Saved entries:
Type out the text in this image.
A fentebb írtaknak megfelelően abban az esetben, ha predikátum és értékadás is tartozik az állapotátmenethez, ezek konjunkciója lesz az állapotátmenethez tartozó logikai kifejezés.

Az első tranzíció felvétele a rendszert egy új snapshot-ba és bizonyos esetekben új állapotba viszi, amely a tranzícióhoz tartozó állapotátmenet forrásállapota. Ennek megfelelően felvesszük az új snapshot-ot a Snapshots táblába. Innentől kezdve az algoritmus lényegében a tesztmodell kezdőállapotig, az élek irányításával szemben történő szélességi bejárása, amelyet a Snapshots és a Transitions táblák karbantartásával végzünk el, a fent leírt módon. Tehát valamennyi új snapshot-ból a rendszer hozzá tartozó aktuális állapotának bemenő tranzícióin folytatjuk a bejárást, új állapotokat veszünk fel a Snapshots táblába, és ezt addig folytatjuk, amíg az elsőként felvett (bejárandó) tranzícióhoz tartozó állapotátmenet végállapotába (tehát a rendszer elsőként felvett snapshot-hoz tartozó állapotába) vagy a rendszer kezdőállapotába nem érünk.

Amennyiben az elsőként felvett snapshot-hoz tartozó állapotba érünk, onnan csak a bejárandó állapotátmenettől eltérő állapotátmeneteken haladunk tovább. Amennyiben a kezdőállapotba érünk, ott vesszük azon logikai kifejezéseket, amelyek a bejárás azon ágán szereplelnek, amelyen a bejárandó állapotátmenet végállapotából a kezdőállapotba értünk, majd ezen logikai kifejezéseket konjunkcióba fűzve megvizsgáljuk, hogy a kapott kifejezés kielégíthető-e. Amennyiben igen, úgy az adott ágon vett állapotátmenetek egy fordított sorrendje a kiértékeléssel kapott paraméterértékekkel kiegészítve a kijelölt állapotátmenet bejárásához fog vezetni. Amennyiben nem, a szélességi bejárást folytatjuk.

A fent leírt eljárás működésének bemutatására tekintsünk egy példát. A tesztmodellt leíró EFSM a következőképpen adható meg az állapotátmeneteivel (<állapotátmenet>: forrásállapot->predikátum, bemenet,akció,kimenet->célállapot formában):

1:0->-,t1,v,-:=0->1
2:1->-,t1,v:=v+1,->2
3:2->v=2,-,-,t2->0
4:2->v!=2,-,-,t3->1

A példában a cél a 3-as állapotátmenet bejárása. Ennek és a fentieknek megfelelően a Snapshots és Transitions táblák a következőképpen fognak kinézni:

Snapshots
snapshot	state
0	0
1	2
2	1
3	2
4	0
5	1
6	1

▸ Work required:
Each record above should be output again exactly.

▸ Result for this exercise:
Type out the text in this image.
A fentebb írtaknak megfelelően abban az esetben, ha predikátum és értékadás is tartozik az állapotátmenethez, ezek konjunkciója lesz az állapotátmenethez tartozó logikai kifejezés.

Az első tranzíció felvétele a rendszert egy új snapshot-ba és bizonyos esetekben új állapotba viszi, amely a tranzícióhoz tartozó állapotátmenet forrásállapota. Ennek megfelelően felvesszük az új snapshot-ot a Snapshots táblába. Innentől kezdve az algoritmus lényegében a tesztmodell kezdőállapotig, az élek irányításával szemben történő szélességi bejárása, amelyet a Snapshots és a Transitions táblák karbantartásával végzünk el, a fent leírt módon. Tehát valamennyi új snapshot-ból a rendszer hozzá tartozó aktuális állapotának bemenő tranzícióin folytatjuk a bejárást, új állapotokat veszünk fel a Snapshots táblába, és ezt addig folytatjuk, amíg az elsőként felvett (bejárandó) tranzícióhoz tartozó állapotátmenet végállapotába (tehát a rendszer elsőként felvett snapshot-hoz tartozó állapotába) vagy a rendszer kezdőállapotába nem érünk.

Amennyiben az elsőként felvett snapshot-hoz tartozó állapotba érünk, onnan csak a bejárandó állapotátmenettől eltérő állapotátmeneteken haladunk tovább. Amennyiben a kezdőállapotba érünk, ott vesszük azon logikai kifejezéseket, amelyek a bejárás azon ágán szereplelnek, amelyen a bejárandó állapotátmenet végállapotából a kezdőállapotba értünk, majd ezen logikai kifejezéseket konjunkcióba fűzve megvizsgáljuk, hogy a kapott kifejezés kielégíthető-e. Amennyiben igen, úgy az adott ágon vett állapotátmenetek egy fordított sorrendje a kiértékeléssel kapott paraméterértékekkel kiegészítve a kijelölt állapotátmenet bejárásához fog vezetni. Amennyiben nem, a szélességi bejárást folytatjuk.

A fent leírt eljárás működésének bemutatására tekintsünk egy példát. A tesztmodellt leíró EFSM a következőképpen adható meg az állapotátmeneteivel (<állapotátmenet>: forrásállapot->predikátum, bemenet,akció,kimenet->célállapot formában):

1:0->-,t1,v,-:=0->1
2:1->-,t1,v:=v+1,->2
3:2->v=2,-,-,t2->0
4:2->v!=2,-,-,t3->1

A példában a cél a 3-as állapotátmenet bejárása. Ennek és a fentieknek megfelelően a Snapshots és Transitions táblák a következőképpen fognak kinézni:

Snapshots
snapshot	state
0	0
1	2
2	1
3	2
4	0
5	1
6	1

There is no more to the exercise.